| TEXT BLOCK |
Q: You train a lot of fighters at your gym, and you have team in the IFL, and you work with a lot of young guys. If any of these guys receive offers from the UFC and they come to you for advice, what would you tell them?
FS: We have guys who compete in there (the UFC) and we have guys who have been on the reality show and whatever. My job is to advise them for their future and to give them the best chance possible of being successful. And if that's their heart desire and I think it's the best move for them at this point in their career, I'll let them go do it but I arm them with the truth, and I think a lot of people go in there not knowing what the truth is. I'm here to help support the growth of MMA. I'm here to help these guys live their dream, and if that's their ultimate dream, then my personal opinions and business and understanding and whatever shouldn't stand in the way of it.
Q: A recent report in the Wrestling Observer indicated you had tried to arrange an MMA match with Kurt Angle at one point. Is that true?
FS: That is a true report. Kurt came out of WWE and was interested in doing MMA. He and I met years ago at a submission wrestling show called The Contender when he was scouting his possible entrance into pro wrestling or MMA. I reached out there and I thought it would be good marketing, good media and a good fight, but he had other plans in mind and took a different route.

| EXERCISES TO COMPLETE |
a) Reproduce everything in the interview from "Q: You train" down to "you tell them?", swapping "gym" for "academy".
b) According to the interview, why did FS reach out to Kurt Angle about an MMA match?
Nothing in the lines that follow is needed for this work.

| SOURCE DATA |
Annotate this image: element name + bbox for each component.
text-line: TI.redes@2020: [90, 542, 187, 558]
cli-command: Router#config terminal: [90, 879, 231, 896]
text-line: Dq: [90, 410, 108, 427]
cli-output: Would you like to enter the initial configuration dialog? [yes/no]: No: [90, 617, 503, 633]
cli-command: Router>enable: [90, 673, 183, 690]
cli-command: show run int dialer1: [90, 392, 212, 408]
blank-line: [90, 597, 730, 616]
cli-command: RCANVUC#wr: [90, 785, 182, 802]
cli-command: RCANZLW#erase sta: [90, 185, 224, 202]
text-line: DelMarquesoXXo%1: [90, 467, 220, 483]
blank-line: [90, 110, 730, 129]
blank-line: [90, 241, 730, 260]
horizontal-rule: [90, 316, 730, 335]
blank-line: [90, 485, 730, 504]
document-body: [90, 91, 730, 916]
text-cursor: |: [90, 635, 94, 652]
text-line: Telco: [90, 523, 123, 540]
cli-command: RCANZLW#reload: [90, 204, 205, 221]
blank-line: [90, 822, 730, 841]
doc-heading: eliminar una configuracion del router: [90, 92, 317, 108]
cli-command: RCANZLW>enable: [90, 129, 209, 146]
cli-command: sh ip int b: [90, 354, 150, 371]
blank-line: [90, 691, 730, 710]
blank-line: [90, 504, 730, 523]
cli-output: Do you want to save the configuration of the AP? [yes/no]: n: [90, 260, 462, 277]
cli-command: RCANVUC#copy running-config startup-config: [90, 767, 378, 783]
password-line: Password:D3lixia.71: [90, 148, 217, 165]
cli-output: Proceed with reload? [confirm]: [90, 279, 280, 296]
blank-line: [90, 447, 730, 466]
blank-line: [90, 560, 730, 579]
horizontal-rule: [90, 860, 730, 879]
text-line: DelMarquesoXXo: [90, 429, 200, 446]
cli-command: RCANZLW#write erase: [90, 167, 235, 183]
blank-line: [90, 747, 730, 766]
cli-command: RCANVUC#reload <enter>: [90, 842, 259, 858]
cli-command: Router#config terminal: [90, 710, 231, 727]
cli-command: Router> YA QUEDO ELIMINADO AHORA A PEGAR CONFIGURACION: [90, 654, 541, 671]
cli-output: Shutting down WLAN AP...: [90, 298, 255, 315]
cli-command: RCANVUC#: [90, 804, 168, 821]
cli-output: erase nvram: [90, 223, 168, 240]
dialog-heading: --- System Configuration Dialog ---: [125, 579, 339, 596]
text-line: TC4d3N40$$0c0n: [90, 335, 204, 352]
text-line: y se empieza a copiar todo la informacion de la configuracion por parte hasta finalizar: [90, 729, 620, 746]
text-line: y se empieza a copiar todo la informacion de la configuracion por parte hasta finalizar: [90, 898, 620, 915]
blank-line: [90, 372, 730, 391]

| RESULTS FOR EACH TASK |
a)
Q: You train a lot of fighters at your academy, and you have team in the IFL, and you work with a lot of young guys. If any of these guys receive offers from the UFC and they come to you for advice, what would you tell them?

b) Kurt Angle had come out of WWE and was interested in doing MMA. FS thought the match would be good marketing, good media and a good fight.